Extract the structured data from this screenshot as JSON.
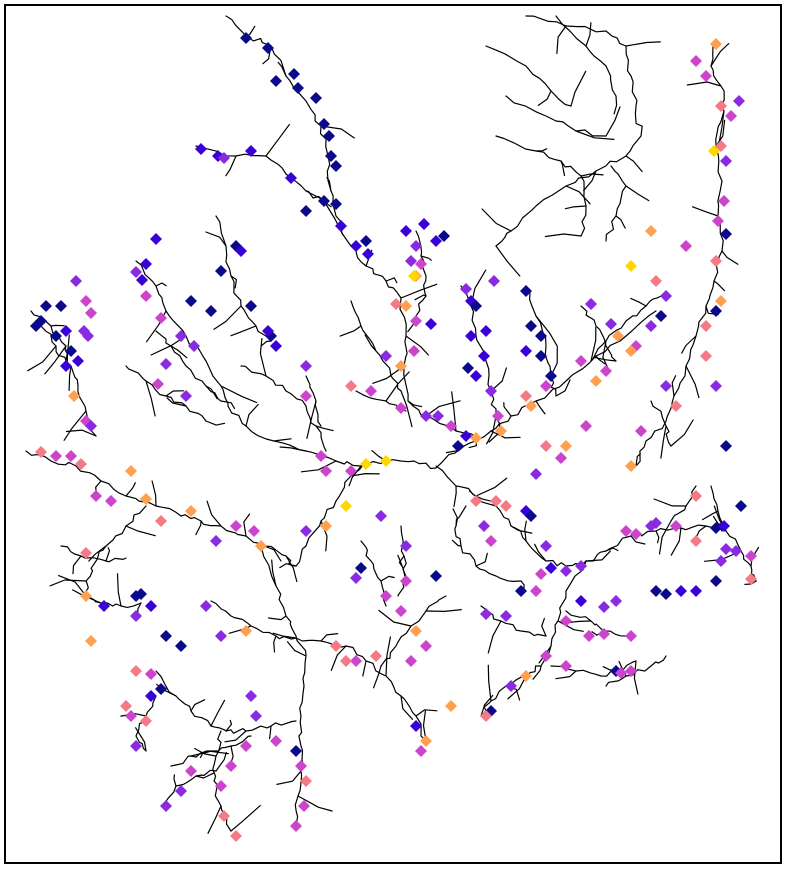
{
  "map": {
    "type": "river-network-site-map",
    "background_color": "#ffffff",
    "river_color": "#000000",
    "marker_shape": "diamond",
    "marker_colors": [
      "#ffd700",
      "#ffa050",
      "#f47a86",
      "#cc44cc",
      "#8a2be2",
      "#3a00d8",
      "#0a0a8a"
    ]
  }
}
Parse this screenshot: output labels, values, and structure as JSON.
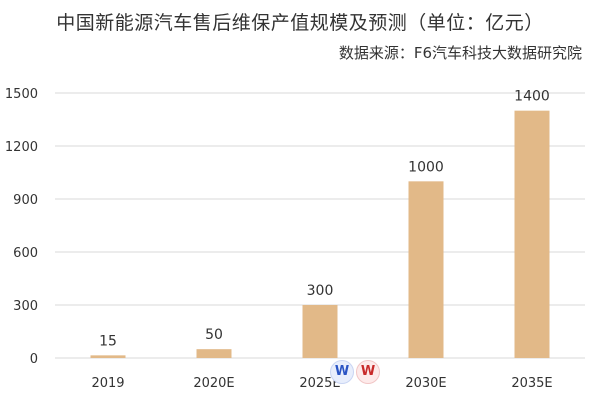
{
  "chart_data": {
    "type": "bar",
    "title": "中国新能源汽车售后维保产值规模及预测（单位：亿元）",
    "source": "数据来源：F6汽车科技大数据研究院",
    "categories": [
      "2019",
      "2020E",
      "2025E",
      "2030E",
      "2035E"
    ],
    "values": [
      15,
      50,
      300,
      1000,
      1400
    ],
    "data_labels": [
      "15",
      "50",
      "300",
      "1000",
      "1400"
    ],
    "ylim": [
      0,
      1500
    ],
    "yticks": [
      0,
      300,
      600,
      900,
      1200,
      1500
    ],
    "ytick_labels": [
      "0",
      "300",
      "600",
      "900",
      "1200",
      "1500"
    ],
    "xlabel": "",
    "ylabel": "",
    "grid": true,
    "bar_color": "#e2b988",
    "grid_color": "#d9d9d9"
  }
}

▶ What you are asked to do:
Are you able to set down all the lines above exactly, without any pictures?

▶ The output:
Extract the structured data from this screenshot as JSON.
{
  "map": {
    "type": "river-network-site-map",
    "background_color": "#ffffff",
    "river_color": "#000000",
    "marker_shape": "diamond",
    "marker_colors": [
      "#ffd700",
      "#ffa050",
      "#f47a86",
      "#cc44cc",
      "#8a2be2",
      "#3a00d8",
      "#0a0a8a"
    ]
  }
}
Parse this screenshot: output labels, values, and structure as JSON.
{
  "chart_data": {
    "type": "bar",
    "title": "中国新能源汽车售后维保产值规模及预测（单位：亿元）",
    "source": "数据来源：F6汽车科技大数据研究院",
    "categories": [
      "2019",
      "2020E",
      "2025E",
      "2030E",
      "2035E"
    ],
    "values": [
      15,
      50,
      300,
      1000,
      1400
    ],
    "data_labels": [
      "15",
      "50",
      "300",
      "1000",
      "1400"
    ],
    "ylim": [
      0,
      1500
    ],
    "yticks": [
      0,
      300,
      600,
      900,
      1200,
      1500
    ],
    "ytick_labels": [
      "0",
      "300",
      "600",
      "900",
      "1200",
      "1500"
    ],
    "xlabel": "",
    "ylabel": "",
    "grid": true,
    "bar_color": "#e2b988",
    "grid_color": "#d9d9d9"
  }
}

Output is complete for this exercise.